**YOUR GOAL**
Copy the data exactly; pictures stay out of the copy.
## Begin PROVIDED INFORMATION
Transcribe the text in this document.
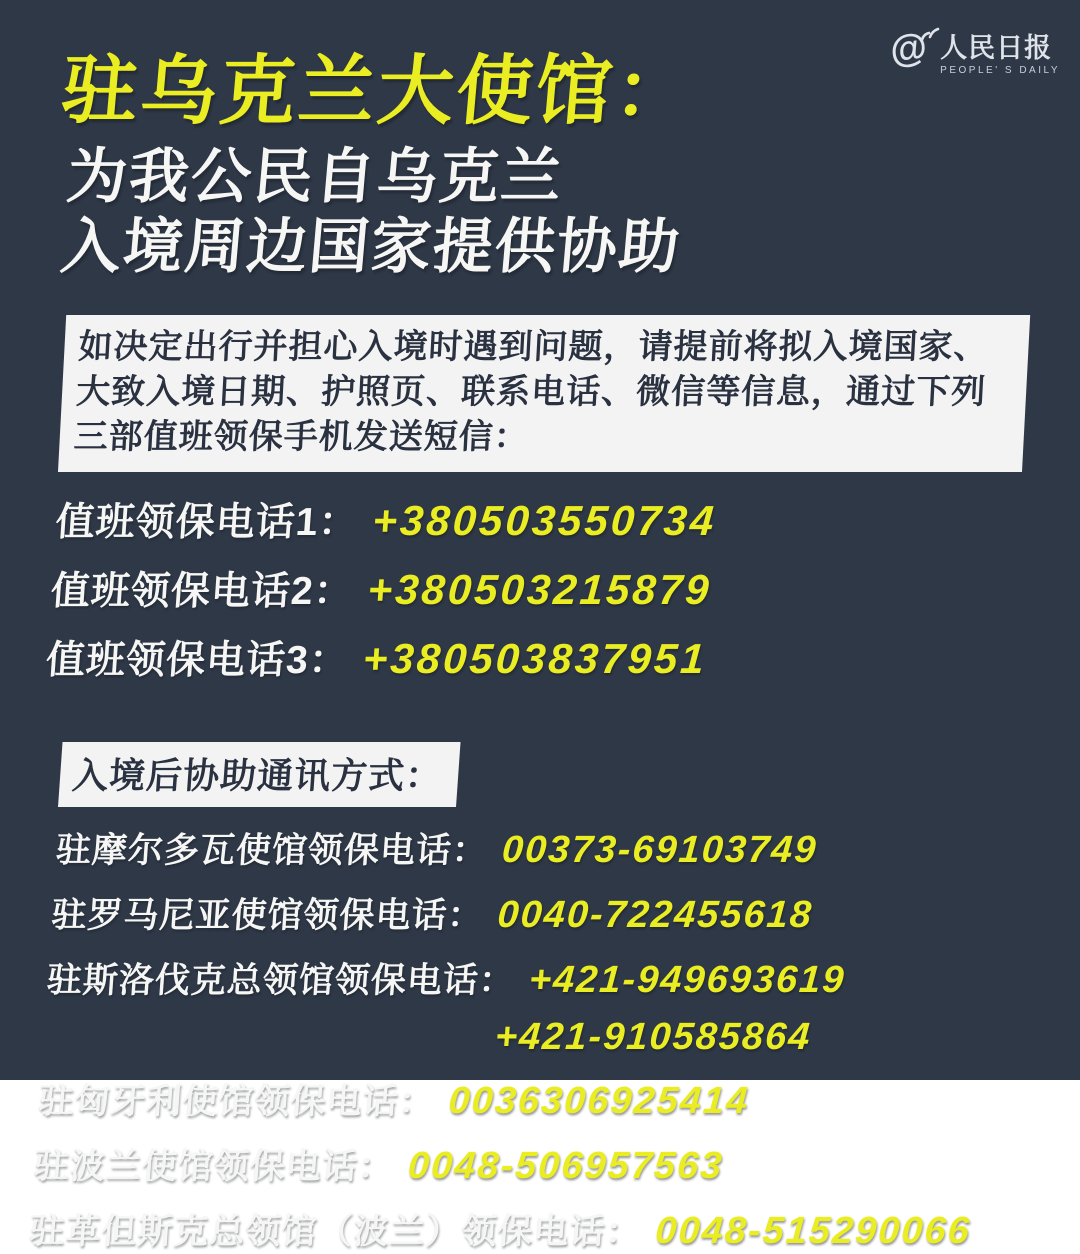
@ 人民日报
PEOPLE' S DAILY
驻乌克兰大使馆：
为我公民自乌克兰
入境周边国家提供协助
如决定出行并担心入境时遇到问题，请提前将拟入境国家、大致入境日期、护照页、联系电话、微信等信息，通过下列三部值班领保手机发送短信：
值班领保电话1： +380503550734
值班领保电话2： +380503215879
值班领保电话3： +380503837951
入境后协助通讯方式：
驻摩尔多瓦使馆领保电话： 00373-69103749
驻罗马尼亚使馆领保电话： 0040-722455618
驻斯洛伐克总领馆领保电话： +421-949693619
+421-910585864
驻匈牙利使馆领保电话： 0036306925414
驻波兰使馆领保电话： 0048-506957563
驻革但斯克总领馆（波兰）领保电话： 0048-515290066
## End PROVIDED INFORMATION
**TASK SOLUTION**
Transcribe the text in this document.
@ 人民日报
PEOPLE' S DAILY
驻乌克兰大使馆：
为我公民自乌克兰
入境周边国家提供协助
如决定出行并担心入境时遇到问题，请提前将拟入境国家、大致入境日期、护照页、联系电话、微信等信息，通过下列三部值班领保手机发送短信：
值班领保电话1： +380503550734
值班领保电话2： +380503215879
值班领保电话3： +380503837951
入境后协助通讯方式：
驻摩尔多瓦使馆领保电话： 00373-69103749
驻罗马尼亚使馆领保电话： 0040-722455618
驻斯洛伐克总领馆领保电话： +421-949693619
+421-910585864
驻匈牙利使馆领保电话： 0036306925414
驻波兰使馆领保电话： 0048-506957563
驻革但斯克总领馆（波兰）领保电话： 0048-515290066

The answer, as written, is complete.